Excerpted records:
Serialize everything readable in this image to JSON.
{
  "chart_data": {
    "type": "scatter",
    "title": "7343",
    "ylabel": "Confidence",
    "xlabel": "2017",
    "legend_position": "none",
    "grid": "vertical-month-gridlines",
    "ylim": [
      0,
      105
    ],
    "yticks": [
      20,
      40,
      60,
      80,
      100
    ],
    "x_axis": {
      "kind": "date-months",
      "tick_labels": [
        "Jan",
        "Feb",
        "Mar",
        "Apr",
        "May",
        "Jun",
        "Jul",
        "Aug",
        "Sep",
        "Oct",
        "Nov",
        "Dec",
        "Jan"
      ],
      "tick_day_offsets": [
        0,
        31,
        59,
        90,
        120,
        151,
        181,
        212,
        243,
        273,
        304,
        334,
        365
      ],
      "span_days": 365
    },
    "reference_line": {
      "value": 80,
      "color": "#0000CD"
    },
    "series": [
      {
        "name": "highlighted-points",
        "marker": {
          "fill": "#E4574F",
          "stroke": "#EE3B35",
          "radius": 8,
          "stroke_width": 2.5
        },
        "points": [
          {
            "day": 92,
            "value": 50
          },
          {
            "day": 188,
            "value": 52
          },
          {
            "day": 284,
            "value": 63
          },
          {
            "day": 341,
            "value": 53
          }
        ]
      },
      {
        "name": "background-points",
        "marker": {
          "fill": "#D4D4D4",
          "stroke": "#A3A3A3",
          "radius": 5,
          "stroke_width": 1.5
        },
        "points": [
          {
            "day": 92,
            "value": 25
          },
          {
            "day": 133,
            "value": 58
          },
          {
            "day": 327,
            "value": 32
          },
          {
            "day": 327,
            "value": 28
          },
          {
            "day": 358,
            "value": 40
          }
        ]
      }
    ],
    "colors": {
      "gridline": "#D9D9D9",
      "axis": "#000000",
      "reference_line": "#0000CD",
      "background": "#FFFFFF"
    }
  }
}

Exercise instructions:
Extract every entry above as it appears.

Task solution:
Serialize everything readable in this image to JSON.
{
  "chart_data": {
    "type": "scatter",
    "title": "7343",
    "ylabel": "Confidence",
    "xlabel": "2017",
    "legend_position": "none",
    "grid": "vertical-month-gridlines",
    "ylim": [
      0,
      105
    ],
    "yticks": [
      20,
      40,
      60,
      80,
      100
    ],
    "x_axis": {
      "kind": "date-months",
      "tick_labels": [
        "Jan",
        "Feb",
        "Mar",
        "Apr",
        "May",
        "Jun",
        "Jul",
        "Aug",
        "Sep",
        "Oct",
        "Nov",
        "Dec",
        "Jan"
      ],
      "tick_day_offsets": [
        0,
        31,
        59,
        90,
        120,
        151,
        181,
        212,
        243,
        273,
        304,
        334,
        365
      ],
      "span_days": 365
    },
    "reference_line": {
      "value": 80,
      "color": "#0000CD"
    },
    "series": [
      {
        "name": "highlighted-points",
        "marker": {
          "fill": "#E4574F",
          "stroke": "#EE3B35",
          "radius": 8,
          "stroke_width": 2.5
        },
        "points": [
          {
            "day": 92,
            "value": 50
          },
          {
            "day": 188,
            "value": 52
          },
          {
            "day": 284,
            "value": 63
          },
          {
            "day": 341,
            "value": 53
          }
        ]
      },
      {
        "name": "background-points",
        "marker": {
          "fill": "#D4D4D4",
          "stroke": "#A3A3A3",
          "radius": 5,
          "stroke_width": 1.5
        },
        "points": [
          {
            "day": 92,
            "value": 25
          },
          {
            "day": 133,
            "value": 58
          },
          {
            "day": 327,
            "value": 32
          },
          {
            "day": 327,
            "value": 28
          },
          {
            "day": 358,
            "value": 40
          }
        ]
      }
    ],
    "colors": {
      "gridline": "#D9D9D9",
      "axis": "#000000",
      "reference_line": "#0000CD",
      "background": "#FFFFFF"
    }
  }
}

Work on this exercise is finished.